→ REQUIRED TASK 1: From the Federal Reserve article, extract the passage from "He said the" to "2.25%-2.75%, Tilley said.".
→ REQUIRED TASK 2: List every chief economist named in the Federal Reserve article, with the organization the article gives for each.
→ REQUIRED TASK 3: Write what comes next in the Federal Reserve article, following its final sentence.
+++ SOURCE TEXT
Bond yields are moving higher and stock markets are churning — at least in part due to worries that the economy is going to overheat. Faced with this environment, the Federal Reserve will counter with a message designed to convey a sense of calm, stressing that inflation remains in the central bank’s comfort zone and its plans to gradually raise interest rates is the best way forward.

“The U.S. economy is very late in the economic and financial market cycle, with investors looking for a reason to de-risk. [Fed] Chairman [Jerome] Powell is very attuned to markets and will be loath to take any action that may put markets into a tailspin” said Luke Tilley, a former economist at the Philadelphia Fed, and now chief economist at Wilmington Trust.

Fed officials, in a two-day meeting ending Wednesday, are expected to leave interest rates on hold and signal no change to a tightening path of two more rate hikes in 2018. There is no press conference or formal update to their economic forecasts at this meeting.

U.S. consumer prices firmed notably in March as the drag on prices from lower cell-phone service dropped out of the calculation.

Jan Hatzius, chief economist at Goldman Sachs, said the Fed’s favorite inflation measure, the year-over-year core personal consumption expenditure price index, is likely to round up to the Fed’s target 2% rate when it is released Monday.

The biggest challenge for the Fed will be to acknowledge this increase without indicating that they are concerned about inflation running higher, Tilley said.

He said the Fed will accomplish this by stressing that longer-term inflation expectations remain low.

Longer-term TIPS breakevens, near 2.1% are still well below the Fed’s comfort zone of 2.25%-2.75%, Tilley said.

Nathaniel Karp, chief U.S. economist at BBVA, said the Fed made clear in March that it was prepared to tighten faster if necessary, so it does not need to overhaul its statement this month.

“The turn of the wheel happened between December and March,” Karp said.

While the Fed will have to acknowledge that growth in the first quarter did not match the 2.9% rate in the fourth quarter, the central bank will make sure to add hints that this slowdown is temporary, said Christopher Probyn, chief economist at State Street Global Advisors in Boston.
++++++
+++ STORED DATA
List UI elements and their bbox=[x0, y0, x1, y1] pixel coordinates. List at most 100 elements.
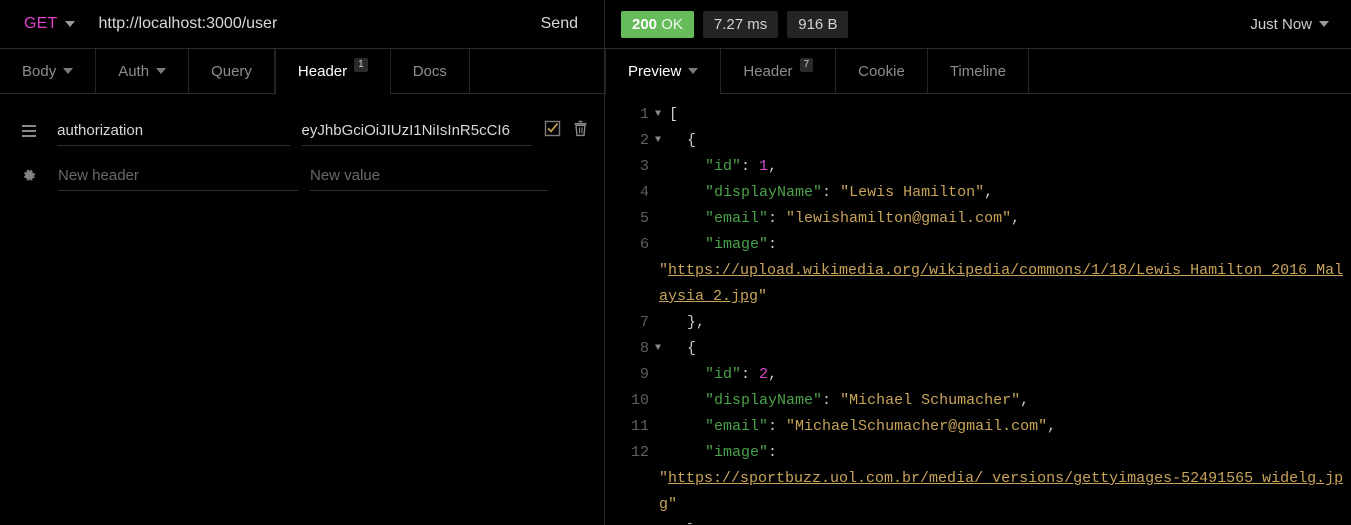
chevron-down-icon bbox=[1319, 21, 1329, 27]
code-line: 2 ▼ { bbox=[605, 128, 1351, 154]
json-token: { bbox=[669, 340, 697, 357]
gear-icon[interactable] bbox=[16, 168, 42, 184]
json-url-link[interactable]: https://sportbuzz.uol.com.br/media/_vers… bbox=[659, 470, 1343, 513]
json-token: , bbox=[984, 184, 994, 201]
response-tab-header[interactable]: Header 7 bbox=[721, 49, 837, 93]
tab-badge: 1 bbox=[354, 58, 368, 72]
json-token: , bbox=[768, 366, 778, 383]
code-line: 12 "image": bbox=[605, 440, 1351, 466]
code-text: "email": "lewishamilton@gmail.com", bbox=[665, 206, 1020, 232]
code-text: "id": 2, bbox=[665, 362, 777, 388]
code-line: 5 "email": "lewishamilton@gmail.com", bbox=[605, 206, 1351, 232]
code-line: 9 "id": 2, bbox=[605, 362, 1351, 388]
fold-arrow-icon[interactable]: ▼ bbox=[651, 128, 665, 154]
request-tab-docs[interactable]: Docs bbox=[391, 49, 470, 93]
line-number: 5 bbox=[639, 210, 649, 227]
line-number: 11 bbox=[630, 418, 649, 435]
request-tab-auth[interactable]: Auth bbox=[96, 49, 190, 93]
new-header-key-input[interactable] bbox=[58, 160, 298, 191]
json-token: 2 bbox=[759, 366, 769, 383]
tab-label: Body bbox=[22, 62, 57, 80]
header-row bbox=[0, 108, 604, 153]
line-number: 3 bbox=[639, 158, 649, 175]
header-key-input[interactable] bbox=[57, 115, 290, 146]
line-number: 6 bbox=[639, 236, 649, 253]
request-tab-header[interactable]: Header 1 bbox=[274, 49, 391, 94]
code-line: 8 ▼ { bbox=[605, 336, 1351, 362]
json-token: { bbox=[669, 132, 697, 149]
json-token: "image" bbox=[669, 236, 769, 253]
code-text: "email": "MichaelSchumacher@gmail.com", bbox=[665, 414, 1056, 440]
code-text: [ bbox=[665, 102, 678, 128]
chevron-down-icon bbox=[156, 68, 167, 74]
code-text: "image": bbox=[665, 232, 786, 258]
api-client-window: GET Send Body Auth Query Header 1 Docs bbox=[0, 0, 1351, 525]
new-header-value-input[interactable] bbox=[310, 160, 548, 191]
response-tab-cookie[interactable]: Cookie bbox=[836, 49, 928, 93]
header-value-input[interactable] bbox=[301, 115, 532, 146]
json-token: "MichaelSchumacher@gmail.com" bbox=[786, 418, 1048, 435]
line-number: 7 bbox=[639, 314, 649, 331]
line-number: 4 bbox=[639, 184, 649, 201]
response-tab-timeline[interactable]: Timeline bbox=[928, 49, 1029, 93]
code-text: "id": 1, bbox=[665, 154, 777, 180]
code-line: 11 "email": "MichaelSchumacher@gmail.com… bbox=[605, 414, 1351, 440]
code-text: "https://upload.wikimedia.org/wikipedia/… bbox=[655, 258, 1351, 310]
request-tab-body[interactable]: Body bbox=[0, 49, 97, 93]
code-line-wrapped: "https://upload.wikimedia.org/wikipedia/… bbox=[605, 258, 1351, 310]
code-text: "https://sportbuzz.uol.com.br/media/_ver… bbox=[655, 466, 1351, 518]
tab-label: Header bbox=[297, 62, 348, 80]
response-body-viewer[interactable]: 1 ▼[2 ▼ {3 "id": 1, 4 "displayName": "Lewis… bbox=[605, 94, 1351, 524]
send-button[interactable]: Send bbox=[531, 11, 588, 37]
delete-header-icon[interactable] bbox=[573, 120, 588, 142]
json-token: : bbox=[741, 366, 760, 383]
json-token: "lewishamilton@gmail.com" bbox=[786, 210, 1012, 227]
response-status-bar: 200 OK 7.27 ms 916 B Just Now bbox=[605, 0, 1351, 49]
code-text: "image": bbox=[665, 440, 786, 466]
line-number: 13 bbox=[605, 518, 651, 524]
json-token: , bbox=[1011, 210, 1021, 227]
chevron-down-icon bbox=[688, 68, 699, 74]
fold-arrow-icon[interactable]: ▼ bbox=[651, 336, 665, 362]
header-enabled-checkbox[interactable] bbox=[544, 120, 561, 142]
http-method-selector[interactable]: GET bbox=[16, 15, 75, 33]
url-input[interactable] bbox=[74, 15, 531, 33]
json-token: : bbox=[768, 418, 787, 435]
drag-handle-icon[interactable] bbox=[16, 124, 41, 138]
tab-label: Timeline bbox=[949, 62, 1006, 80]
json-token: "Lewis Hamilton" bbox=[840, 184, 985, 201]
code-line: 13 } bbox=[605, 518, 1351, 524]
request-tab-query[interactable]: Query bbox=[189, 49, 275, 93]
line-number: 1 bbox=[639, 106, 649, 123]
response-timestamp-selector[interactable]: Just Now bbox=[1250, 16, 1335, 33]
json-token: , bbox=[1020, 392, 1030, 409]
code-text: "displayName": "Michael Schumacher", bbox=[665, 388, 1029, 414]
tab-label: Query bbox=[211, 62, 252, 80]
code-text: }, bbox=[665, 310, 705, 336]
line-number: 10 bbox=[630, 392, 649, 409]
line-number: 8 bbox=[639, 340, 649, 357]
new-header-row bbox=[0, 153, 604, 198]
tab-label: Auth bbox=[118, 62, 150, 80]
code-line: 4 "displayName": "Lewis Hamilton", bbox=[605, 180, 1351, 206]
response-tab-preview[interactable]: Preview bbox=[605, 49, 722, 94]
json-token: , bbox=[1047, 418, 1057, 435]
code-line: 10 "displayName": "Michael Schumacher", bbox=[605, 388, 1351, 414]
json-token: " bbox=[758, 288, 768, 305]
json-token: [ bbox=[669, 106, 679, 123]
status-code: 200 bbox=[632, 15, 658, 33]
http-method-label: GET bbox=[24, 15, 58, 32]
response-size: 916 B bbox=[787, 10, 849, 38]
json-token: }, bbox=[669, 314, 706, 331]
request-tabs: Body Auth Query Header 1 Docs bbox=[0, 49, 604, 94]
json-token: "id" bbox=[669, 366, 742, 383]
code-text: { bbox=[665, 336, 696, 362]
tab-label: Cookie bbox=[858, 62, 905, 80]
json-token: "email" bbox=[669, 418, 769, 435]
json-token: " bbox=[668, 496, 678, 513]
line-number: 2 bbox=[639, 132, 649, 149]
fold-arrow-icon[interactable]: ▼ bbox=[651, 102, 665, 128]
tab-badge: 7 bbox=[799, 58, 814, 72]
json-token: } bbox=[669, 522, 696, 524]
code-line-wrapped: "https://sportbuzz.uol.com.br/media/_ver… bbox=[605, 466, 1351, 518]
++++++
+++ STORED DATA
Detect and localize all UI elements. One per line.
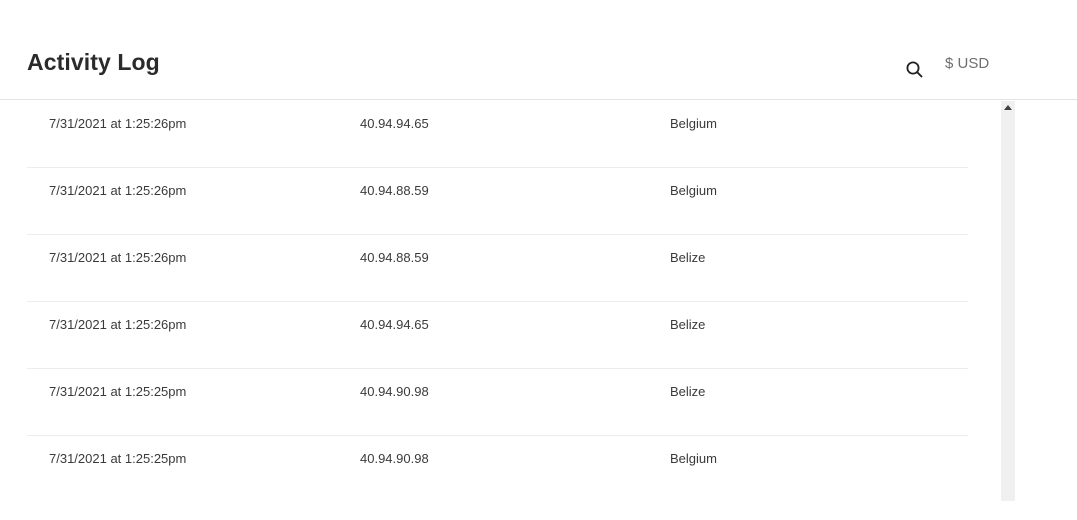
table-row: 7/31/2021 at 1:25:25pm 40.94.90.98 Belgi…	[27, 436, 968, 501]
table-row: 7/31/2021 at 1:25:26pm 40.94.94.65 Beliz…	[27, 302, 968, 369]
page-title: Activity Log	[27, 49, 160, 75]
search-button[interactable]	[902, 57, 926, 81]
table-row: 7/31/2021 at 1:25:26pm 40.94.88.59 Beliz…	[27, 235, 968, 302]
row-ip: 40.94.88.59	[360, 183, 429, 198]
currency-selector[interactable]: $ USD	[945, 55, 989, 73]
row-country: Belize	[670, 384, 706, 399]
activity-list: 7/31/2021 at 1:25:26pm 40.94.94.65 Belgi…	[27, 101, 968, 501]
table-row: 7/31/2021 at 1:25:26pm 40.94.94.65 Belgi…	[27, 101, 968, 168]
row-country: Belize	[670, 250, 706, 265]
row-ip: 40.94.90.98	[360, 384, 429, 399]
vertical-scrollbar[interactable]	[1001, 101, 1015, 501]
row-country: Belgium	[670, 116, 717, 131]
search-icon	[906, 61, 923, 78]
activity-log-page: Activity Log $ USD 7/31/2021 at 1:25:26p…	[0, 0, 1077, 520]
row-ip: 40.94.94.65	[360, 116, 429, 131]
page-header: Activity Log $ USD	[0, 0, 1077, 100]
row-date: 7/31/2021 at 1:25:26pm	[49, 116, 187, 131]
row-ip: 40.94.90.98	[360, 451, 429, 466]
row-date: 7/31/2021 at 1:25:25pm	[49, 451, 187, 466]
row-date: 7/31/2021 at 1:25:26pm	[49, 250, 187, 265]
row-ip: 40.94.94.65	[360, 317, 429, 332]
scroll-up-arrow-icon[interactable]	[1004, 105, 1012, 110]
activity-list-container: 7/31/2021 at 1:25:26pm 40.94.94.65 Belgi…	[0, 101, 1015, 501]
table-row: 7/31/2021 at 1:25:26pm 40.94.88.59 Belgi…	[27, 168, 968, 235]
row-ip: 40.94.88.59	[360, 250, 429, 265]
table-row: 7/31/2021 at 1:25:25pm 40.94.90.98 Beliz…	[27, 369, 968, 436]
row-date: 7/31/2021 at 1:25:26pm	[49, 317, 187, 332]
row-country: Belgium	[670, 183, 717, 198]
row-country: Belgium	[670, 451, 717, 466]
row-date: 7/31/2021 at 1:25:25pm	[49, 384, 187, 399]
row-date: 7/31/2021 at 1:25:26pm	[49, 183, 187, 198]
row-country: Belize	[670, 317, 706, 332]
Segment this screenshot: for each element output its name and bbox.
++++++
→ WRITTEN RESPONSE 1:
He said the Fed will accomplish this by stressing that longer-term inflation expectations remain low.

Longer-term TIPS breakevens, near 2.1% are still well below the Fed’s comfort zone of 2.25%-2.75%, Tilley said.

→ WRITTEN RESPONSE 2:
- Luke Tilley, Wilmington Trust
- Jan Hatzius, Goldman Sachs
- Nathaniel Karp, BBVA (chief U.S. economist)
- Christopher Probyn, State Street Global Advisors

→ WRITTEN RESPONSE 3:
The government will release the first quarter GDP data on Friday.

The Fed isn’t likely to make major changes to its view that interest rates remain accommodative for now and that risks are roughly balanced, Probyn said.

“I can’t see any reason to create any uncertainty. I would say they are on course, and it is pretty well understood. If there is no need to raise an issue, then why do it,” Probyn said.

The Fed doesn’t like to use non-press-conference meetings to make changes to policies or the statement. The central bank is mulling having a press conference after any meeting but analyst don’t see that changing in the near future.

The Fed hiked rates in March and has targeted two more hikes this year. While initially skeptical, the market is now on board and is pushing yields higher. Many investors think the Fed will ultimately move rates up three more times this year. The market has priced in over 40% chance of such a move.

The 2-year note yield hit 2.5%  for the first time since 2008 on Wednesday. And the 10-year Treasury note   hit 3%. Stocks  have seen much more volatility  so far this year than occurred over all of last year.

Despite this, financial conditions remain accommodative, Karp said.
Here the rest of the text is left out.